Objective =
Copy the records that follow exactly as written, but not their pictures.

Stored records =
####

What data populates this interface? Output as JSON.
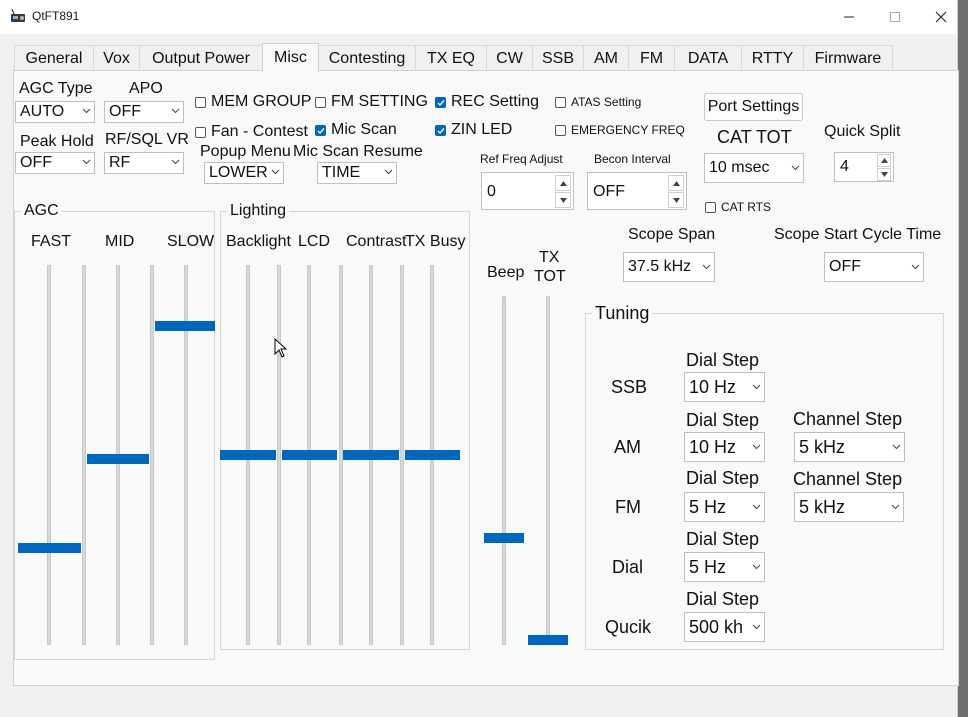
{
  "window": {
    "title": "QtFT891",
    "controls": {
      "minimize": "—",
      "maximize": "☐",
      "close": "✕"
    }
  },
  "tabs": [
    {
      "label": "General"
    },
    {
      "label": "Vox"
    },
    {
      "label": "Output Power"
    },
    {
      "label": "Misc"
    },
    {
      "label": "Contesting"
    },
    {
      "label": "TX EQ"
    },
    {
      "label": "CW"
    },
    {
      "label": "SSB"
    },
    {
      "label": "AM"
    },
    {
      "label": "FM"
    },
    {
      "label": "DATA"
    },
    {
      "label": "RTTY"
    },
    {
      "label": "Firmware"
    }
  ],
  "active_tab": "Misc",
  "top": {
    "agc_type": {
      "label": "AGC Type",
      "value": "AUTO"
    },
    "apo": {
      "label": "APO",
      "value": "OFF"
    },
    "peak_hold": {
      "label": "Peak Hold",
      "value": "OFF"
    },
    "rf_sql_vr": {
      "label": "RF/SQL VR",
      "value": "RF"
    },
    "popup_menu": {
      "label": "Popup Menu",
      "value": "LOWER"
    },
    "mic_scan_resume": {
      "label": "Mic Scan Resume",
      "value": "TIME"
    }
  },
  "checkboxes": {
    "mem_group": {
      "label": "MEM GROUP",
      "checked": false
    },
    "fm_setting": {
      "label": "FM SETTING",
      "checked": false
    },
    "rec_setting": {
      "label": "REC Setting",
      "checked": true
    },
    "atas_setting": {
      "label": "ATAS Setting",
      "checked": false
    },
    "fan_contest": {
      "label": "Fan - Contest",
      "checked": false
    },
    "mic_scan": {
      "label": "Mic Scan",
      "checked": true
    },
    "zin_led": {
      "label": "ZIN LED",
      "checked": true
    },
    "emergency_freq": {
      "label": "EMERGENCY FREQ",
      "checked": false
    },
    "cat_rts": {
      "label": "CAT RTS",
      "checked": false
    }
  },
  "ref_freq_adjust": {
    "label": "Ref Freq Adjust",
    "value": "0"
  },
  "becon_interval": {
    "label": "Becon Interval",
    "value": "OFF"
  },
  "port_settings": {
    "label": "Port Settings"
  },
  "cat_tot": {
    "label": "CAT TOT",
    "value": "10 msec"
  },
  "quick_split": {
    "label": "Quick Split",
    "value": "4"
  },
  "scope_span": {
    "label": "Scope Span",
    "value": "37.5 kHz"
  },
  "scope_start_cycle_time": {
    "label": "Scope Start Cycle Time",
    "value": "OFF"
  },
  "agc_group": {
    "title": "AGC",
    "sliders": [
      {
        "label": "FAST",
        "level": 0.25
      },
      {
        "label": "MID",
        "level": 0.49
      },
      {
        "label": "SLOW",
        "level": 0.85
      }
    ]
  },
  "lighting_group": {
    "title": "Lighting",
    "sliders": [
      {
        "label": "Backlight",
        "level": 0.5
      },
      {
        "label": "LCD",
        "level": 0.5
      },
      {
        "label": "Contrast",
        "level": 0.5
      },
      {
        "label": "TX Busy",
        "level": 0.5
      }
    ]
  },
  "beep": {
    "label": "Beep",
    "level": 0.3
  },
  "tx_tot": {
    "label_line1": "TX",
    "label_line2": "TOT",
    "level": 0.0
  },
  "tuning": {
    "title": "Tuning",
    "dial_step_label": "Dial Step",
    "channel_step_label": "Channel Step",
    "rows": [
      {
        "mode": "SSB",
        "dial_step": "10 Hz"
      },
      {
        "mode": "AM",
        "dial_step": "10 Hz",
        "channel_step": "5 kHz"
      },
      {
        "mode": "FM",
        "dial_step": "5 Hz",
        "channel_step": "5 kHz"
      },
      {
        "mode": "Dial",
        "dial_step": "5 Hz"
      },
      {
        "mode": "Qucik",
        "dial_step": "500 kh"
      }
    ]
  }
}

####

Result below =
What data populates this interface? Output as JSON.
{
  "window": {
    "title": "QtFT891",
    "controls": {
      "minimize": "—",
      "maximize": "☐",
      "close": "✕"
    }
  },
  "tabs": [
    {
      "label": "General"
    },
    {
      "label": "Vox"
    },
    {
      "label": "Output Power"
    },
    {
      "label": "Misc"
    },
    {
      "label": "Contesting"
    },
    {
      "label": "TX EQ"
    },
    {
      "label": "CW"
    },
    {
      "label": "SSB"
    },
    {
      "label": "AM"
    },
    {
      "label": "FM"
    },
    {
      "label": "DATA"
    },
    {
      "label": "RTTY"
    },
    {
      "label": "Firmware"
    }
  ],
  "active_tab": "Misc",
  "top": {
    "agc_type": {
      "label": "AGC Type",
      "value": "AUTO"
    },
    "apo": {
      "label": "APO",
      "value": "OFF"
    },
    "peak_hold": {
      "label": "Peak Hold",
      "value": "OFF"
    },
    "rf_sql_vr": {
      "label": "RF/SQL VR",
      "value": "RF"
    },
    "popup_menu": {
      "label": "Popup Menu",
      "value": "LOWER"
    },
    "mic_scan_resume": {
      "label": "Mic Scan Resume",
      "value": "TIME"
    }
  },
  "checkboxes": {
    "mem_group": {
      "label": "MEM GROUP",
      "checked": false
    },
    "fm_setting": {
      "label": "FM SETTING",
      "checked": false
    },
    "rec_setting": {
      "label": "REC Setting",
      "checked": true
    },
    "atas_setting": {
      "label": "ATAS Setting",
      "checked": false
    },
    "fan_contest": {
      "label": "Fan - Contest",
      "checked": false
    },
    "mic_scan": {
      "label": "Mic Scan",
      "checked": true
    },
    "zin_led": {
      "label": "ZIN LED",
      "checked": true
    },
    "emergency_freq": {
      "label": "EMERGENCY FREQ",
      "checked": false
    },
    "cat_rts": {
      "label": "CAT RTS",
      "checked": false
    }
  },
  "ref_freq_adjust": {
    "label": "Ref Freq Adjust",
    "value": "0"
  },
  "becon_interval": {
    "label": "Becon Interval",
    "value": "OFF"
  },
  "port_settings": {
    "label": "Port Settings"
  },
  "cat_tot": {
    "label": "CAT TOT",
    "value": "10 msec"
  },
  "quick_split": {
    "label": "Quick Split",
    "value": "4"
  },
  "scope_span": {
    "label": "Scope Span",
    "value": "37.5 kHz"
  },
  "scope_start_cycle_time": {
    "label": "Scope Start Cycle Time",
    "value": "OFF"
  },
  "agc_group": {
    "title": "AGC",
    "sliders": [
      {
        "label": "FAST",
        "level": 0.25
      },
      {
        "label": "MID",
        "level": 0.49
      },
      {
        "label": "SLOW",
        "level": 0.85
      }
    ]
  },
  "lighting_group": {
    "title": "Lighting",
    "sliders": [
      {
        "label": "Backlight",
        "level": 0.5
      },
      {
        "label": "LCD",
        "level": 0.5
      },
      {
        "label": "Contrast",
        "level": 0.5
      },
      {
        "label": "TX Busy",
        "level": 0.5
      }
    ]
  },
  "beep": {
    "label": "Beep",
    "level": 0.3
  },
  "tx_tot": {
    "label_line1": "TX",
    "label_line2": "TOT",
    "level": 0.0
  },
  "tuning": {
    "title": "Tuning",
    "dial_step_label": "Dial Step",
    "channel_step_label": "Channel Step",
    "rows": [
      {
        "mode": "SSB",
        "dial_step": "10 Hz"
      },
      {
        "mode": "AM",
        "dial_step": "10 Hz",
        "channel_step": "5 kHz"
      },
      {
        "mode": "FM",
        "dial_step": "5 Hz",
        "channel_step": "5 kHz"
      },
      {
        "mode": "Dial",
        "dial_step": "5 Hz"
      },
      {
        "mode": "Qucik",
        "dial_step": "500 kh"
      }
    ]
  }
}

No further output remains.